• _The problem_: Everything from the line with "Extract the structured" through the line with "What's the underlying", inclusive, should be repeated exactly, except the pictures.
== Record list
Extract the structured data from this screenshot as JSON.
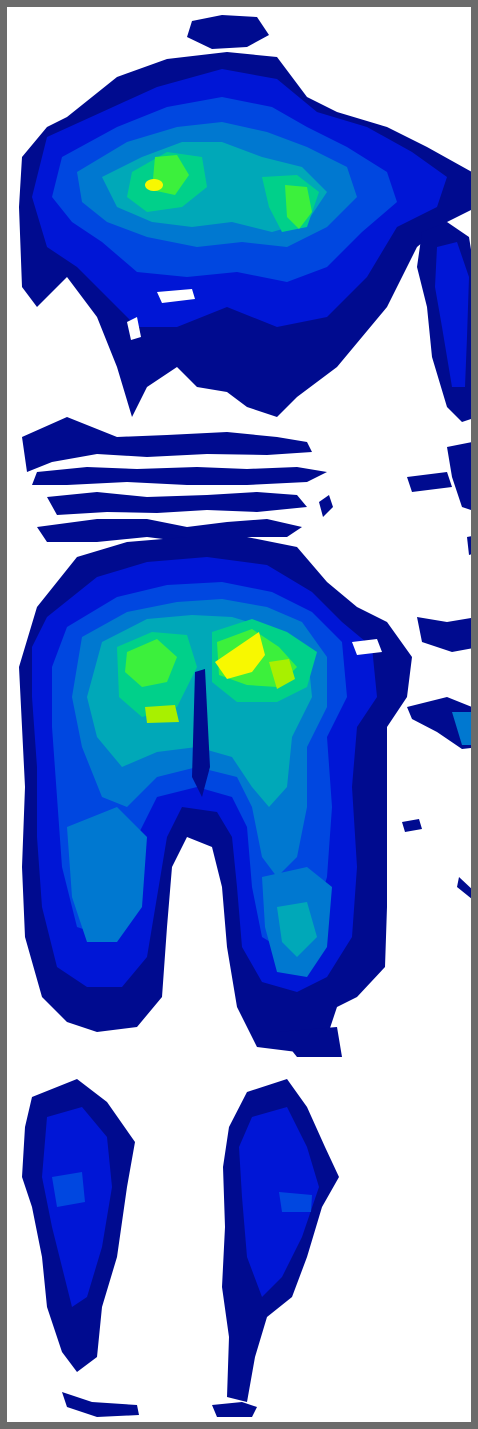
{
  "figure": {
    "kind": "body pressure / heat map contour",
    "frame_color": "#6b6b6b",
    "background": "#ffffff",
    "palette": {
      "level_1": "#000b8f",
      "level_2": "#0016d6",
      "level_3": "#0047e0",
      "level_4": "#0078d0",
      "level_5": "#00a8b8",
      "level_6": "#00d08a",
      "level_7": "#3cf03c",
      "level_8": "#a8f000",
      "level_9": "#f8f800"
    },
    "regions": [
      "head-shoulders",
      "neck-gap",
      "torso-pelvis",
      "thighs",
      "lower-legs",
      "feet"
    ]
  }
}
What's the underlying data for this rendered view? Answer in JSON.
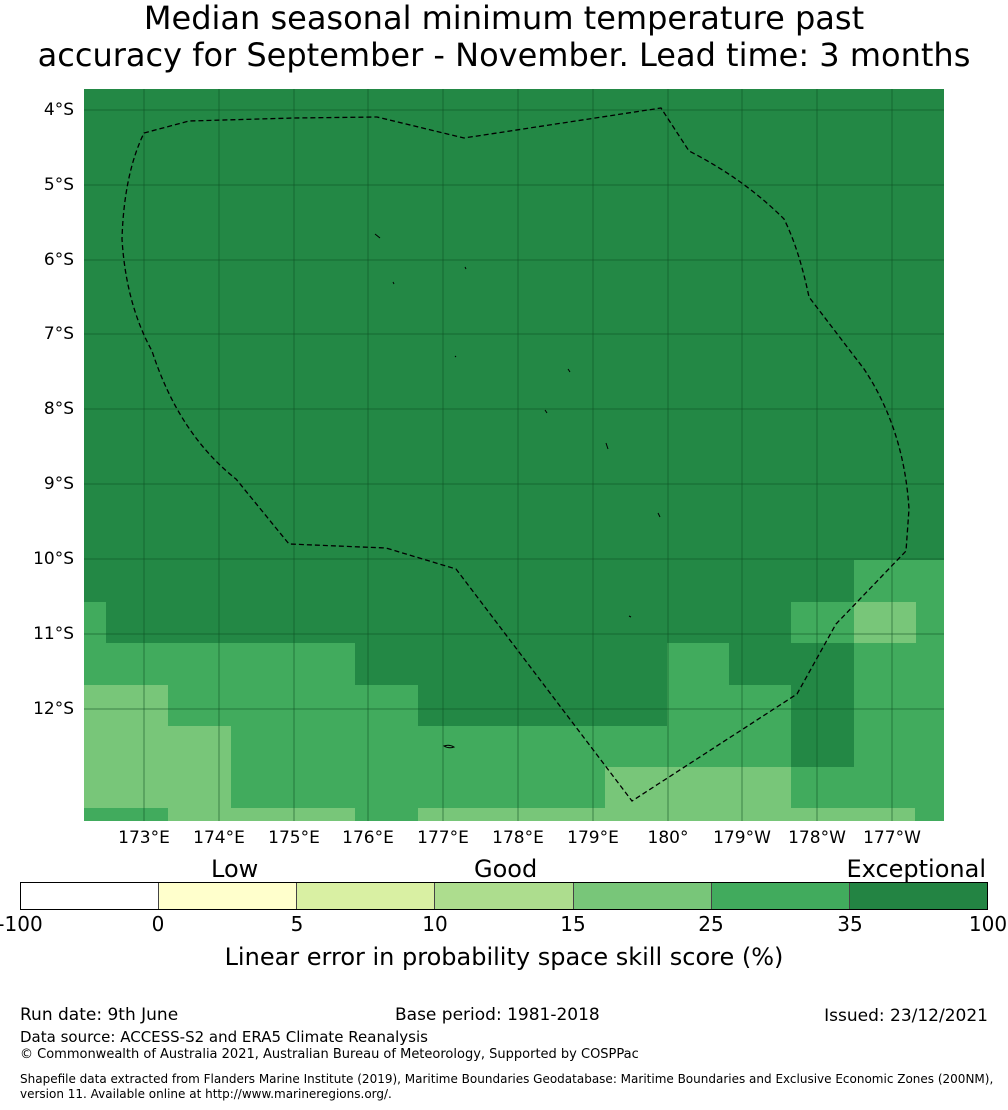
====
== Record list
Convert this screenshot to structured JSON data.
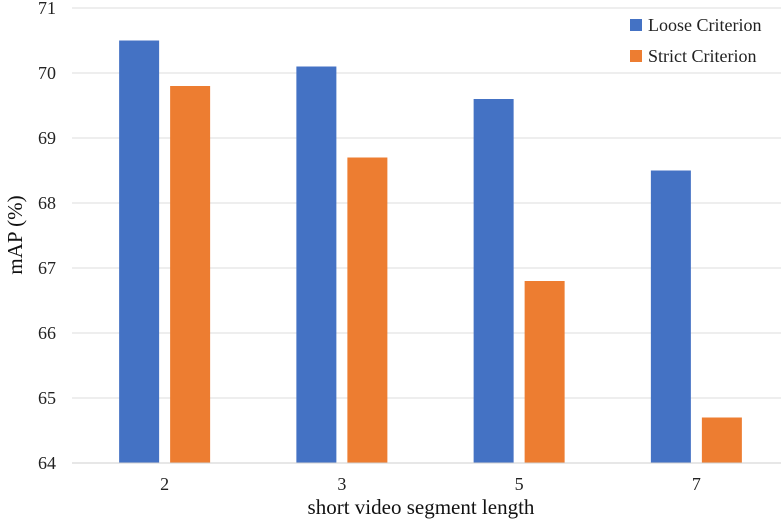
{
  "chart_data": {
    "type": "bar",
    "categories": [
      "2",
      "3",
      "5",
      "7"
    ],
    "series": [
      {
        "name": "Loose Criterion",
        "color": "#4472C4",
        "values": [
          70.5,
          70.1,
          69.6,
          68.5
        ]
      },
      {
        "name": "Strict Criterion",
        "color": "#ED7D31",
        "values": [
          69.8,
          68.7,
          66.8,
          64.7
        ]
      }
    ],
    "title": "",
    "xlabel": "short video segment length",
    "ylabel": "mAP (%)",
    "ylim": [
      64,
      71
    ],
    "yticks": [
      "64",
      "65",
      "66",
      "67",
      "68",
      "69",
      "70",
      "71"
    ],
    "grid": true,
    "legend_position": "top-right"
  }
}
====
• _Worked answer_:
Extract the structured data from this screenshot as JSON.
{
  "figure": {
    "kind": "body pressure / heat map contour",
    "frame_color": "#6b6b6b",
    "background": "#ffffff",
    "palette": {
      "level_1": "#000b8f",
      "level_2": "#0016d6",
      "level_3": "#0047e0",
      "level_4": "#0078d0",
      "level_5": "#00a8b8",
      "level_6": "#00d08a",
      "level_7": "#3cf03c",
      "level_8": "#a8f000",
      "level_9": "#f8f800"
    },
    "regions": [
      "head-shoulders",
      "neck-gap",
      "torso-pelvis",
      "thighs",
      "lower-legs",
      "feet"
    ]
  }
}
What's the underlying data for this rendered view? Answer in JSON.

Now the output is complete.